** Goal **
Give the listing below again in full, exactly as written.
········
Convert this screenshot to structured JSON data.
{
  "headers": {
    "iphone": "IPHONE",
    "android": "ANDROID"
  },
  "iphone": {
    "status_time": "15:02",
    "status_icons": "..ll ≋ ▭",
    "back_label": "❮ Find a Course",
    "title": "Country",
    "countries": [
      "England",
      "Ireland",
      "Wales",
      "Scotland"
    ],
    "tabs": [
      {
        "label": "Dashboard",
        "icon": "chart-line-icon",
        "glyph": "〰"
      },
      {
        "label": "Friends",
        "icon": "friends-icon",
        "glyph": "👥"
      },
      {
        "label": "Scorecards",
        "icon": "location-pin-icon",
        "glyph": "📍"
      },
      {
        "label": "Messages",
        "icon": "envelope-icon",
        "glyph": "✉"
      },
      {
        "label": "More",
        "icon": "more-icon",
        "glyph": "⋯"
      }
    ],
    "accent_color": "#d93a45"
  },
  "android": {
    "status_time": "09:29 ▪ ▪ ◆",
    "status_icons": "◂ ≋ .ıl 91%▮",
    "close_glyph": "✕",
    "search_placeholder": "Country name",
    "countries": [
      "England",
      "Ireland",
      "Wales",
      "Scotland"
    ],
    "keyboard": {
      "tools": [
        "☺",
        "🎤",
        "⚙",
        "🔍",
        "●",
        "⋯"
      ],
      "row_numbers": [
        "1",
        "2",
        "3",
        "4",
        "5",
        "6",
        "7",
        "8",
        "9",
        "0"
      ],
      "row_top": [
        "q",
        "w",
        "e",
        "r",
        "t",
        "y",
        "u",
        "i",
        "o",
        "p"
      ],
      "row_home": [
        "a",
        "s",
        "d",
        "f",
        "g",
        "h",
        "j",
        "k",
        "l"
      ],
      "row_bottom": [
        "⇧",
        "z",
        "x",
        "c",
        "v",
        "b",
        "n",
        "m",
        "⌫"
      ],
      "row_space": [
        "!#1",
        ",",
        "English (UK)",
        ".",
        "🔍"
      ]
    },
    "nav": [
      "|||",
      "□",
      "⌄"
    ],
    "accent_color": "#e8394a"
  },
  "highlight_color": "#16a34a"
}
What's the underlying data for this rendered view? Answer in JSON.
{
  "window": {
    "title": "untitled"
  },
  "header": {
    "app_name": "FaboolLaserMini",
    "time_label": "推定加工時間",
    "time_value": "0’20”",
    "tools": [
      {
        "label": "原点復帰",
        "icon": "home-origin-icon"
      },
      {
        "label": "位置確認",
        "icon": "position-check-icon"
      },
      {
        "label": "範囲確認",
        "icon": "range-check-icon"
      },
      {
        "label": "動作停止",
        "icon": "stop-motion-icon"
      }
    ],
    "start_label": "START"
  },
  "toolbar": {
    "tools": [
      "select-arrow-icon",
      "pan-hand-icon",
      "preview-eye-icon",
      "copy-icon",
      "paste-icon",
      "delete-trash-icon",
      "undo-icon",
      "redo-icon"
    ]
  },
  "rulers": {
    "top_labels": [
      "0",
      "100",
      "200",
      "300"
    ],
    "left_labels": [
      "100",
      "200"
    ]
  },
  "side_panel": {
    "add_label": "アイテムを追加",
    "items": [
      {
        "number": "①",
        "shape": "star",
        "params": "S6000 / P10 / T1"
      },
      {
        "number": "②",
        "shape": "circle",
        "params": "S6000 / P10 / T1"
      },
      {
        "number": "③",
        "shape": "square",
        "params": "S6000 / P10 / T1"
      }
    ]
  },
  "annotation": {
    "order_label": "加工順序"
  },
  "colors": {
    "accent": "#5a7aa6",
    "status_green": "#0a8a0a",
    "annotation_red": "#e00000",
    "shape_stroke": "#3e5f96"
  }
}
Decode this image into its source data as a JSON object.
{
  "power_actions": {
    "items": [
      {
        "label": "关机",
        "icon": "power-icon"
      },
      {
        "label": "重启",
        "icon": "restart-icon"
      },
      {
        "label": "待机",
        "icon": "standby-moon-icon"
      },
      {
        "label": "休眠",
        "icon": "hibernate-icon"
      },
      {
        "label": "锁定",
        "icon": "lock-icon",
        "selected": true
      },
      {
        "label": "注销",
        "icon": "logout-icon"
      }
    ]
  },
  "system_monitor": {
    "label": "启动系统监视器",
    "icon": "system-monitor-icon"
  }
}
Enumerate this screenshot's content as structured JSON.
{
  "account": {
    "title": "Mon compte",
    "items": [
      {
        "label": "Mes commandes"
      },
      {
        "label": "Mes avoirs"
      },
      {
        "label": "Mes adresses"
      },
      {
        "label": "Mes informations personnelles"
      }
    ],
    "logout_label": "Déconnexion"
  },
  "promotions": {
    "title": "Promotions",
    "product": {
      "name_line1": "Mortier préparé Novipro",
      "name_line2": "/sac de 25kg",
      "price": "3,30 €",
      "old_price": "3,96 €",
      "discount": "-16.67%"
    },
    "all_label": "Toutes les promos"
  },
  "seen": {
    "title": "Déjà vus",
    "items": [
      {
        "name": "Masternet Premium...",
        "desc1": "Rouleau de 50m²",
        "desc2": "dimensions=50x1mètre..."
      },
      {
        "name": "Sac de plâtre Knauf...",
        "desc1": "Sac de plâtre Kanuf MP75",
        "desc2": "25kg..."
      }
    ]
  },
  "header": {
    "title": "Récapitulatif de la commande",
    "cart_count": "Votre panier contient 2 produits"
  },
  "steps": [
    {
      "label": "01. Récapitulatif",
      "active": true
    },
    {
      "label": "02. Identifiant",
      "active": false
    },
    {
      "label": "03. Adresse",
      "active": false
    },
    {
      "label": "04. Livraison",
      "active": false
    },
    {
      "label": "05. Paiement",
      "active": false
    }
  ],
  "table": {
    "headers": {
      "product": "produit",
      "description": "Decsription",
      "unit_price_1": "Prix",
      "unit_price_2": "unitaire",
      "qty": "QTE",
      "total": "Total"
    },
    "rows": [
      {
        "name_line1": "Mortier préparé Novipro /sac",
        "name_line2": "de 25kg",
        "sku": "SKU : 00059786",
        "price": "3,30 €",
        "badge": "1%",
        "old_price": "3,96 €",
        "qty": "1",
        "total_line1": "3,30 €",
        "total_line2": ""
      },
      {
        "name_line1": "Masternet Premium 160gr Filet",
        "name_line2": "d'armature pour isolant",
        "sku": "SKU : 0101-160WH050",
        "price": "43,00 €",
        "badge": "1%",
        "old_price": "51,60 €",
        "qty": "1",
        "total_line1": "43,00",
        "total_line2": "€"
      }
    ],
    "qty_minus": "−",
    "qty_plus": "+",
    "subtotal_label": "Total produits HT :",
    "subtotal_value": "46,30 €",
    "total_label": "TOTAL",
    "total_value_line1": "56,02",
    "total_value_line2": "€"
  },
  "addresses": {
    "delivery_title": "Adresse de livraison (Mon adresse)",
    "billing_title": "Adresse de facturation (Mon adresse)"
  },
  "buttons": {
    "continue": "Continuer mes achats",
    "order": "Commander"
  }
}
········
** Exercise result **
Convert this screenshot to structured JSON data.
{
  "headers": {
    "iphone": "IPHONE",
    "android": "ANDROID"
  },
  "iphone": {
    "status_time": "15:02",
    "status_icons": "..ll ≋ ▭",
    "back_label": "❮ Find a Course",
    "title": "Country",
    "countries": [
      "England",
      "Ireland",
      "Wales",
      "Scotland"
    ],
    "tabs": [
      {
        "label": "Dashboard",
        "icon": "chart-line-icon",
        "glyph": "〰"
      },
      {
        "label": "Friends",
        "icon": "friends-icon",
        "glyph": "👥"
      },
      {
        "label": "Scorecards",
        "icon": "location-pin-icon",
        "glyph": "📍"
      },
      {
        "label": "Messages",
        "icon": "envelope-icon",
        "glyph": "✉"
      },
      {
        "label": "More",
        "icon": "more-icon",
        "glyph": "⋯"
      }
    ],
    "accent_color": "#d93a45"
  },
  "android": {
    "status_time": "09:29 ▪ ▪ ◆",
    "status_icons": "◂ ≋ .ıl 91%▮",
    "close_glyph": "✕",
    "search_placeholder": "Country name",
    "countries": [
      "England",
      "Ireland",
      "Wales",
      "Scotland"
    ],
    "keyboard": {
      "tools": [
        "☺",
        "🎤",
        "⚙",
        "🔍",
        "●",
        "⋯"
      ],
      "row_numbers": [
        "1",
        "2",
        "3",
        "4",
        "5",
        "6",
        "7",
        "8",
        "9",
        "0"
      ],
      "row_top": [
        "q",
        "w",
        "e",
        "r",
        "t",
        "y",
        "u",
        "i",
        "o",
        "p"
      ],
      "row_home": [
        "a",
        "s",
        "d",
        "f",
        "g",
        "h",
        "j",
        "k",
        "l"
      ],
      "row_bottom": [
        "⇧",
        "z",
        "x",
        "c",
        "v",
        "b",
        "n",
        "m",
        "⌫"
      ],
      "row_space": [
        "!#1",
        ",",
        "English (UK)",
        ".",
        "🔍"
      ]
    },
    "nav": [
      "|||",
      "□",
      "⌄"
    ],
    "accent_color": "#e8394a"
  },
  "highlight_color": "#16a34a"
}
What's the underlying data for this rendered view? Answer in JSON.
{
  "window": {
    "title": "untitled"
  },
  "header": {
    "app_name": "FaboolLaserMini",
    "time_label": "推定加工時間",
    "time_value": "0’20”",
    "tools": [
      {
        "label": "原点復帰",
        "icon": "home-origin-icon"
      },
      {
        "label": "位置確認",
        "icon": "position-check-icon"
      },
      {
        "label": "範囲確認",
        "icon": "range-check-icon"
      },
      {
        "label": "動作停止",
        "icon": "stop-motion-icon"
      }
    ],
    "start_label": "START"
  },
  "toolbar": {
    "tools": [
      "select-arrow-icon",
      "pan-hand-icon",
      "preview-eye-icon",
      "copy-icon",
      "paste-icon",
      "delete-trash-icon",
      "undo-icon",
      "redo-icon"
    ]
  },
  "rulers": {
    "top_labels": [
      "0",
      "100",
      "200",
      "300"
    ],
    "left_labels": [
      "100",
      "200"
    ]
  },
  "side_panel": {
    "add_label": "アイテムを追加",
    "items": [
      {
        "number": "①",
        "shape": "star",
        "params": "S6000 / P10 / T1"
      },
      {
        "number": "②",
        "shape": "circle",
        "params": "S6000 / P10 / T1"
      },
      {
        "number": "③",
        "shape": "square",
        "params": "S6000 / P10 / T1"
      }
    ]
  },
  "annotation": {
    "order_label": "加工順序"
  },
  "colors": {
    "accent": "#5a7aa6",
    "status_green": "#0a8a0a",
    "annotation_red": "#e00000",
    "shape_stroke": "#3e5f96"
  }
}
Decode this image into its source data as a JSON object.
{
  "power_actions": {
    "items": [
      {
        "label": "关机",
        "icon": "power-icon"
      },
      {
        "label": "重启",
        "icon": "restart-icon"
      },
      {
        "label": "待机",
        "icon": "standby-moon-icon"
      },
      {
        "label": "休眠",
        "icon": "hibernate-icon"
      },
      {
        "label": "锁定",
        "icon": "lock-icon",
        "selected": true
      },
      {
        "label": "注销",
        "icon": "logout-icon"
      }
    ]
  },
  "system_monitor": {
    "label": "启动系统监视器",
    "icon": "system-monitor-icon"
  }
}
Enumerate this screenshot's content as structured JSON.
{
  "account": {
    "title": "Mon compte",
    "items": [
      {
        "label": "Mes commandes"
      },
      {
        "label": "Mes avoirs"
      },
      {
        "label": "Mes adresses"
      },
      {
        "label": "Mes informations personnelles"
      }
    ],
    "logout_label": "Déconnexion"
  },
  "promotions": {
    "title": "Promotions",
    "product": {
      "name_line1": "Mortier préparé Novipro",
      "name_line2": "/sac de 25kg",
      "price": "3,30 €",
      "old_price": "3,96 €",
      "discount": "-16.67%"
    },
    "all_label": "Toutes les promos"
  },
  "seen": {
    "title": "Déjà vus",
    "items": [
      {
        "name": "Masternet Premium...",
        "desc1": "Rouleau de 50m²",
        "desc2": "dimensions=50x1mètre..."
      },
      {
        "name": "Sac de plâtre Knauf...",
        "desc1": "Sac de plâtre Kanuf MP75",
        "desc2": "25kg..."
      }
    ]
  },
  "header": {
    "title": "Récapitulatif de la commande",
    "cart_count": "Votre panier contient 2 produits"
  },
  "steps": [
    {
      "label": "01. Récapitulatif",
      "active": true
    },
    {
      "label": "02. Identifiant",
      "active": false
    },
    {
      "label": "03. Adresse",
      "active": false
    },
    {
      "label": "04. Livraison",
      "active": false
    },
    {
      "label": "05. Paiement",
      "active": false
    }
  ],
  "table": {
    "headers": {
      "product": "produit",
      "description": "Decsription",
      "unit_price_1": "Prix",
      "unit_price_2": "unitaire",
      "qty": "QTE",
      "total": "Total"
    },
    "rows": [
      {
        "name_line1": "Mortier préparé Novipro /sac",
        "name_line2": "de 25kg",
        "sku": "SKU : 00059786",
        "price": "3,30 €",
        "badge": "1%",
        "old_price": "3,96 €",
        "qty": "1",
        "total_line1": "3,30 €",
        "total_line2": ""
      },
      {
        "name_line1": "Masternet Premium 160gr Filet",
        "name_line2": "d'armature pour isolant",
        "sku": "SKU : 0101-160WH050",
        "price": "43,00 €",
        "badge": "1%",
        "old_price": "51,60 €",
        "qty": "1",
        "total_line1": "43,00",
        "total_line2": "€"
      }
    ],
    "qty_minus": "−",
    "qty_plus": "+",
    "subtotal_label": "Total produits HT :",
    "subtotal_value": "46,30 €",
    "total_label": "TOTAL",
    "total_value_line1": "56,02",
    "total_value_line2": "€"
  },
  "addresses": {
    "delivery_title": "Adresse de livraison (Mon adresse)",
    "billing_title": "Adresse de facturation (Mon adresse)"
  },
  "buttons": {
    "continue": "Continuer mes achats",
    "order": "Commander"
  }
}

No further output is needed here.